- [PROBLEM REQUIREMENTS] Reproduce the listing below character for character; drop every image.

Excerpt from a dataset

* * *

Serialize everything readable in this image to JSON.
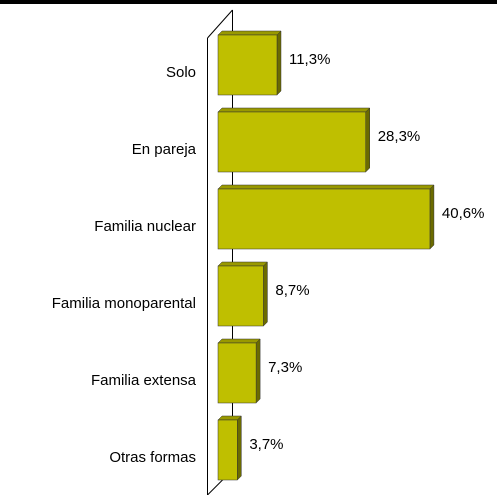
{
  "chart_data": {
    "type": "bar",
    "orientation": "horizontal",
    "categories": [
      "Solo",
      "En pareja",
      "Familia nuclear",
      "Familia monoparental",
      "Familia extensa",
      "Otras formas"
    ],
    "values": [
      11.3,
      28.3,
      40.6,
      8.7,
      7.3,
      3.7
    ],
    "value_labels": [
      "11,3%",
      "28,3%",
      "40,6%",
      "8,7%",
      "7,3%",
      "3,7%"
    ],
    "color": "#bfbf00"
  }
}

* * *

- [WORKED ANSWER]
Serialize everything readable in this image to JSON.
{
  "chart_data": {
    "type": "bar",
    "orientation": "horizontal",
    "categories": [
      "Solo",
      "En pareja",
      "Familia nuclear",
      "Familia monoparental",
      "Familia extensa",
      "Otras formas"
    ],
    "values": [
      11.3,
      28.3,
      40.6,
      8.7,
      7.3,
      3.7
    ],
    "value_labels": [
      "11,3%",
      "28,3%",
      "40,6%",
      "8,7%",
      "7,3%",
      "3,7%"
    ],
    "color": "#bfbf00"
  }
}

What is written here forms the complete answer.